# Region and label listings:
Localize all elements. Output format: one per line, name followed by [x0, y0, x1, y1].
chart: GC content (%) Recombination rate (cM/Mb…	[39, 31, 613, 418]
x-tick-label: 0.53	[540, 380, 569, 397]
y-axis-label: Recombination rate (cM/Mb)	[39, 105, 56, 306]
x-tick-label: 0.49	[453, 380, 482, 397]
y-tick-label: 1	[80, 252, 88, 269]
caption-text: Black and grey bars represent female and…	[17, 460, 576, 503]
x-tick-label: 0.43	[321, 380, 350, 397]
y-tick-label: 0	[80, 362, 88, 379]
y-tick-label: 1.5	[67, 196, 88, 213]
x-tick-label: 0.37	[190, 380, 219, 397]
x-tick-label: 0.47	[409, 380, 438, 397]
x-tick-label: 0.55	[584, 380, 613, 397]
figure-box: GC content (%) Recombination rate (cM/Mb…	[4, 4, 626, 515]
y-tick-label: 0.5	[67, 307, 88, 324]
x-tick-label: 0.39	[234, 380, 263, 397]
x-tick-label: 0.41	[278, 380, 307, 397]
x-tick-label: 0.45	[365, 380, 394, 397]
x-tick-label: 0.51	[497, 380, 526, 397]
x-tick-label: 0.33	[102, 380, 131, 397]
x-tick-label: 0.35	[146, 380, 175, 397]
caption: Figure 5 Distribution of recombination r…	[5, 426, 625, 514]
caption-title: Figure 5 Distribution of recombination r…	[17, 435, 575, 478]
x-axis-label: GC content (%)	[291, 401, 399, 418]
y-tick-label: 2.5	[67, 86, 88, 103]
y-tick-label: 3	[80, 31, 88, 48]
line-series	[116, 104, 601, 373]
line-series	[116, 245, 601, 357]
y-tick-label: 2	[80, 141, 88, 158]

# Written task:
Reproduce the records with each "x-tick-label" swapped for "x_tick_label". Keep everything else unchanged.

# Final answer:
Localize all elements. Output format: one per line, name followed by [x0, y0, x1, y1].
chart: GC content (%) Recombination rate (cM/Mb…	[39, 31, 613, 418]
x_tick_label: 0.53	[540, 380, 569, 397]
y-axis-label: Recombination rate (cM/Mb)	[39, 105, 56, 306]
x_tick_label: 0.49	[453, 380, 482, 397]
y-tick-label: 1	[80, 252, 88, 269]
caption-text: Black and grey bars represent female and…	[17, 460, 576, 503]
x_tick_label: 0.43	[321, 380, 350, 397]
y-tick-label: 0	[80, 362, 88, 379]
y-tick-label: 1.5	[67, 196, 88, 213]
x_tick_label: 0.37	[190, 380, 219, 397]
x_tick_label: 0.47	[409, 380, 438, 397]
x_tick_label: 0.55	[584, 380, 613, 397]
figure-box: GC content (%) Recombination rate (cM/Mb…	[4, 4, 626, 515]
y-tick-label: 0.5	[67, 307, 88, 324]
x_tick_label: 0.39	[234, 380, 263, 397]
x_tick_label: 0.41	[278, 380, 307, 397]
x_tick_label: 0.45	[365, 380, 394, 397]
x_tick_label: 0.51	[497, 380, 526, 397]
x_tick_label: 0.33	[102, 380, 131, 397]
x_tick_label: 0.35	[146, 380, 175, 397]
caption: Figure 5 Distribution of recombination r…	[5, 426, 625, 514]
caption-title: Figure 5 Distribution of recombination r…	[17, 435, 575, 478]
x-axis-label: GC content (%)	[291, 401, 399, 418]
y-tick-label: 2.5	[67, 86, 88, 103]
y-tick-label: 3	[80, 31, 88, 48]
line-series	[116, 104, 601, 373]
line-series	[116, 245, 601, 357]
y-tick-label: 2	[80, 141, 88, 158]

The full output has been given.